--- Begin ENTRIES SUPPLIED ---

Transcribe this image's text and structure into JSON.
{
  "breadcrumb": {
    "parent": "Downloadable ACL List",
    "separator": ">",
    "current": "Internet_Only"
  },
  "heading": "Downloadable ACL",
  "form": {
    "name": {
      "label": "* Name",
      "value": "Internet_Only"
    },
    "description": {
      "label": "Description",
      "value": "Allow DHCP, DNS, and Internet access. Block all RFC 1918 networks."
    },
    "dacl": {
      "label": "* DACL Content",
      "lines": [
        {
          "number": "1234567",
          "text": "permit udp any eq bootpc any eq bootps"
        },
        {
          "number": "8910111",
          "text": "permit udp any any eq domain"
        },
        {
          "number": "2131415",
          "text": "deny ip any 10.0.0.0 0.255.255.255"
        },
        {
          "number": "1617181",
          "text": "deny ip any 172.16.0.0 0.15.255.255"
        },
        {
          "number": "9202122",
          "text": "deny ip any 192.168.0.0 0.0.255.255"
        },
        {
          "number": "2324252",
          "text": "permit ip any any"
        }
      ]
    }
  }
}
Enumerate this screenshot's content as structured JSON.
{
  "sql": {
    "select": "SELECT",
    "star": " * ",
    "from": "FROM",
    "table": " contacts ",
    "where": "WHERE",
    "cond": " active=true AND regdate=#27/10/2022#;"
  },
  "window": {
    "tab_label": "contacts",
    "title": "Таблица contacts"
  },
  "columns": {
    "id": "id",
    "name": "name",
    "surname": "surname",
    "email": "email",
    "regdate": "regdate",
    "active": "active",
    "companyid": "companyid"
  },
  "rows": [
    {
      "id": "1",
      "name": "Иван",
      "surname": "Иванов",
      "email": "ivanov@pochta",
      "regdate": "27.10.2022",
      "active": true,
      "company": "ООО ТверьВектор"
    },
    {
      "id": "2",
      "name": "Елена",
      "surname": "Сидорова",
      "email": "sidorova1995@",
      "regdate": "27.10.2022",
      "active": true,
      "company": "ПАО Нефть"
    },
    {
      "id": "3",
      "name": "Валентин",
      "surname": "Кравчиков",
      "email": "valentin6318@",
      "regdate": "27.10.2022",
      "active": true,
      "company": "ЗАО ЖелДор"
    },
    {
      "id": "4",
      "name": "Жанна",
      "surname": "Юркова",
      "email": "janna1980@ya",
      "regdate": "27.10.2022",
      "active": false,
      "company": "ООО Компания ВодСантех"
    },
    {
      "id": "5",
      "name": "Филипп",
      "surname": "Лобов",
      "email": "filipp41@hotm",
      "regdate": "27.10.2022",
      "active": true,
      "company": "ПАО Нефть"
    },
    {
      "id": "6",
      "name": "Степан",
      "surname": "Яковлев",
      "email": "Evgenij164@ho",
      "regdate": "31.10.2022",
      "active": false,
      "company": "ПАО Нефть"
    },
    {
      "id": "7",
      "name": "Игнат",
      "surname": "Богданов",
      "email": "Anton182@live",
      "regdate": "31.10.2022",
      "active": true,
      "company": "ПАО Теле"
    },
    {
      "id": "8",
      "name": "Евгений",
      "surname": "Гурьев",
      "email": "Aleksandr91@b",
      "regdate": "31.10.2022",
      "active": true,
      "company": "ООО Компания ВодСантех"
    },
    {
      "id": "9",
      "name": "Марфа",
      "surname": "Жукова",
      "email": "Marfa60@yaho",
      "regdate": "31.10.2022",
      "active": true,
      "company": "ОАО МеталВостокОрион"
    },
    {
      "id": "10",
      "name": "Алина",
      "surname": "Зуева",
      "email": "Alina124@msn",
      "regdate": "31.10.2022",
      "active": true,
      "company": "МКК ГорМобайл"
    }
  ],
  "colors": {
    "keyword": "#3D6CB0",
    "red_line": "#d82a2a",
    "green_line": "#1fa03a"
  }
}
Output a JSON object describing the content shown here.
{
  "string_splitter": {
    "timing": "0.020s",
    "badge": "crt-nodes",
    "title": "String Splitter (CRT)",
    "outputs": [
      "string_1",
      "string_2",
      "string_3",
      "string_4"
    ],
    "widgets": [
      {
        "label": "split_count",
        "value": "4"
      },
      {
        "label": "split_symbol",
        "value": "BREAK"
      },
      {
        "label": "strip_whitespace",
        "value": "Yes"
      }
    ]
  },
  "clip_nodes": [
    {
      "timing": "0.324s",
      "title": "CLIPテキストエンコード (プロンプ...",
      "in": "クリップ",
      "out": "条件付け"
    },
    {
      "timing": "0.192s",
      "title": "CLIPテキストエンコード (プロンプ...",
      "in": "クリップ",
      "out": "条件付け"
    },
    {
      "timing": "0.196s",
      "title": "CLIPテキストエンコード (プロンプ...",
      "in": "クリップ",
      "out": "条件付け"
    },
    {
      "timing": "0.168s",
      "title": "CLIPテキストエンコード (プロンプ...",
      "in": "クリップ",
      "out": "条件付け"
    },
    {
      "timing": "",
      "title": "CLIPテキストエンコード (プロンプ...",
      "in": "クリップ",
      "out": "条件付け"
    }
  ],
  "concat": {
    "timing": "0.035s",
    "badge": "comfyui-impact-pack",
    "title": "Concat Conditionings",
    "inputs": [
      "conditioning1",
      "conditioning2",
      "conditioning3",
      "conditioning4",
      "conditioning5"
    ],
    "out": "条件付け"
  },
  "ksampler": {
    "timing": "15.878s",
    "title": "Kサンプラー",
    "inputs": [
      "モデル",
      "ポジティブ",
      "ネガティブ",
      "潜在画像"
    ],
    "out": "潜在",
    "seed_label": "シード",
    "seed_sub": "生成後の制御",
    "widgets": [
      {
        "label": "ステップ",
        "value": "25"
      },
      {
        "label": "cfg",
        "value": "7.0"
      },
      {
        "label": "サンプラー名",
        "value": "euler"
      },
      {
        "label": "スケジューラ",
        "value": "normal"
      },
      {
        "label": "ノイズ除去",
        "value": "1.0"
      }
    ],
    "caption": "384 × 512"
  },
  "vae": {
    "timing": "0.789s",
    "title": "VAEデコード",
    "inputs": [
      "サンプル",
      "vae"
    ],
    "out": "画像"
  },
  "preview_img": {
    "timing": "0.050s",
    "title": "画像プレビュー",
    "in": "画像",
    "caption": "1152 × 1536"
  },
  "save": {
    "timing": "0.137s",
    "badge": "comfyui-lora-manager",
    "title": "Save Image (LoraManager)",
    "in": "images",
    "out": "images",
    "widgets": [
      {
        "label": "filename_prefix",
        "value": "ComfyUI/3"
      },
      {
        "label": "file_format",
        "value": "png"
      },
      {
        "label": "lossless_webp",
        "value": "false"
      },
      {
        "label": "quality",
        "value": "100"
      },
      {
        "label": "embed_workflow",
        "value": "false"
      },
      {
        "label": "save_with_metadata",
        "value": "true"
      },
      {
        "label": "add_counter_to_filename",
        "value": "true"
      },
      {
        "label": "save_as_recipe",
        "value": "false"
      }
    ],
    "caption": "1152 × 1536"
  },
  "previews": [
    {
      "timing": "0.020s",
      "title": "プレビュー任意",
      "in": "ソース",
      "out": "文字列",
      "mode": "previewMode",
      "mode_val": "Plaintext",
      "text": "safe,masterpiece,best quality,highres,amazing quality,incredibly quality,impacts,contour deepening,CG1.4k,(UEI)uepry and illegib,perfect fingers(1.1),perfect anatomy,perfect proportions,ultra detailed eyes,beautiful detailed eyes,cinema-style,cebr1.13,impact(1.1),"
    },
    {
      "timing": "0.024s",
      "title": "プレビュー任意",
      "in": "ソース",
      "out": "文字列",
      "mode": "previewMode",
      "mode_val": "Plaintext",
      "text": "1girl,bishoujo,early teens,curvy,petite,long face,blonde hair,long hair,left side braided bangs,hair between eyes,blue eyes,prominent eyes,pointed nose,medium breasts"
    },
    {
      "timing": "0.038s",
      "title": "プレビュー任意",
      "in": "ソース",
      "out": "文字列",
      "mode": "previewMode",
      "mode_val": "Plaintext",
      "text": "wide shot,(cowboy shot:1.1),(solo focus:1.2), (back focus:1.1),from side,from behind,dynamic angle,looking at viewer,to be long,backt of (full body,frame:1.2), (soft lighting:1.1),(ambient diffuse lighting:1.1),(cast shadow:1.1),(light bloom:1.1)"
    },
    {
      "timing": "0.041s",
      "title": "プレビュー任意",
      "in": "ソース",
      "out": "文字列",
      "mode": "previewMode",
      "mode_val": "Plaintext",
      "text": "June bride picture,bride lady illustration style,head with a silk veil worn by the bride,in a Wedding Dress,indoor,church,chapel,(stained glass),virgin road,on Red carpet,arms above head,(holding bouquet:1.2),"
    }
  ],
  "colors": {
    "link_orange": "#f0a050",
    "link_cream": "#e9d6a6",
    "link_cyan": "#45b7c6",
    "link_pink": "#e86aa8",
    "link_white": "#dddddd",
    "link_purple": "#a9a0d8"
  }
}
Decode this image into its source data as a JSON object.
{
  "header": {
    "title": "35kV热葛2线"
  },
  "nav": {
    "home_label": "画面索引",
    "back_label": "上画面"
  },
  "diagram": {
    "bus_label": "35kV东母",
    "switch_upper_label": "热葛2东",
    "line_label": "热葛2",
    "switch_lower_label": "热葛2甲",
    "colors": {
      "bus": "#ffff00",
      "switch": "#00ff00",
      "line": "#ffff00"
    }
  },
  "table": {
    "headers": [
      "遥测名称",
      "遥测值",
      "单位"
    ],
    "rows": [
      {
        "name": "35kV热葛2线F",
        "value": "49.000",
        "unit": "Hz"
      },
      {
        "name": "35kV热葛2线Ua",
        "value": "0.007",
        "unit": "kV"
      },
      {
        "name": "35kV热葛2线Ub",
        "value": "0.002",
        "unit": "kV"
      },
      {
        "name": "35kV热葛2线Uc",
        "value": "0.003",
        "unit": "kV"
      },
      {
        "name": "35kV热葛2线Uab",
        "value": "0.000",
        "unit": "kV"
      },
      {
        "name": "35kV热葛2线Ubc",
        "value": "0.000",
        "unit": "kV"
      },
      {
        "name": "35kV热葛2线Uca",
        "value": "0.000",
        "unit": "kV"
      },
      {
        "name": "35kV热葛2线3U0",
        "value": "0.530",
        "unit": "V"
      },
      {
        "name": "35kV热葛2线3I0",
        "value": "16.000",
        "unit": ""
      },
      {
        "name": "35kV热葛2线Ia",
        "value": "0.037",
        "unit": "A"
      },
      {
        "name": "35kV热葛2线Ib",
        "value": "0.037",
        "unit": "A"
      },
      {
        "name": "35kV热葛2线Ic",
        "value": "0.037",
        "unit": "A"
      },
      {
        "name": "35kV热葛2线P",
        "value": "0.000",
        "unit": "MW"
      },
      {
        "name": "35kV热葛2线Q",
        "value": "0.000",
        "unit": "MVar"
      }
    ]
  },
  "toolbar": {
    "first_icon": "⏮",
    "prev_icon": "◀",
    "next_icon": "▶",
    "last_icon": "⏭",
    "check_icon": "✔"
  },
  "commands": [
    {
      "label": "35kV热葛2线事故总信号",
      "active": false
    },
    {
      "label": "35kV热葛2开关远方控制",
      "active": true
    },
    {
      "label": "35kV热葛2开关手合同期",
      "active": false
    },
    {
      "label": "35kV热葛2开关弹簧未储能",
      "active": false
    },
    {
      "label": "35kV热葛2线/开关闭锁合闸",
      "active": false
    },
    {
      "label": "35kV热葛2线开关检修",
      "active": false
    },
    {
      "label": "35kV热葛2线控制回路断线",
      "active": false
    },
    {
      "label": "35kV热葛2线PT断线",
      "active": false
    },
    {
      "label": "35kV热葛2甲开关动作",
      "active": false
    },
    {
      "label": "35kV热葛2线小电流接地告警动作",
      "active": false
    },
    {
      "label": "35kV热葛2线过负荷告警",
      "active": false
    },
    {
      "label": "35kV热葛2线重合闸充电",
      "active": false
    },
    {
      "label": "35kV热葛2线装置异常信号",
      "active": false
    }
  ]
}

--- End ENTRIES SUPPLIED ---

» THE REQUEST
Look through the entries above; copy each line where the string "from" appears.

» RESPONSE
    "from": "FROM",
      "text": "wide shot,(cowboy shot:1.1),(solo focus:1.2), (back focus:1.1),from side,from behind,dynamic angle,looking at viewer,to be long,backt of (full body,frame:1.2), (soft lighting:1.1),(ambient diffuse lighting:1.1),(cast shadow:1.1),(light bloom:1.1)"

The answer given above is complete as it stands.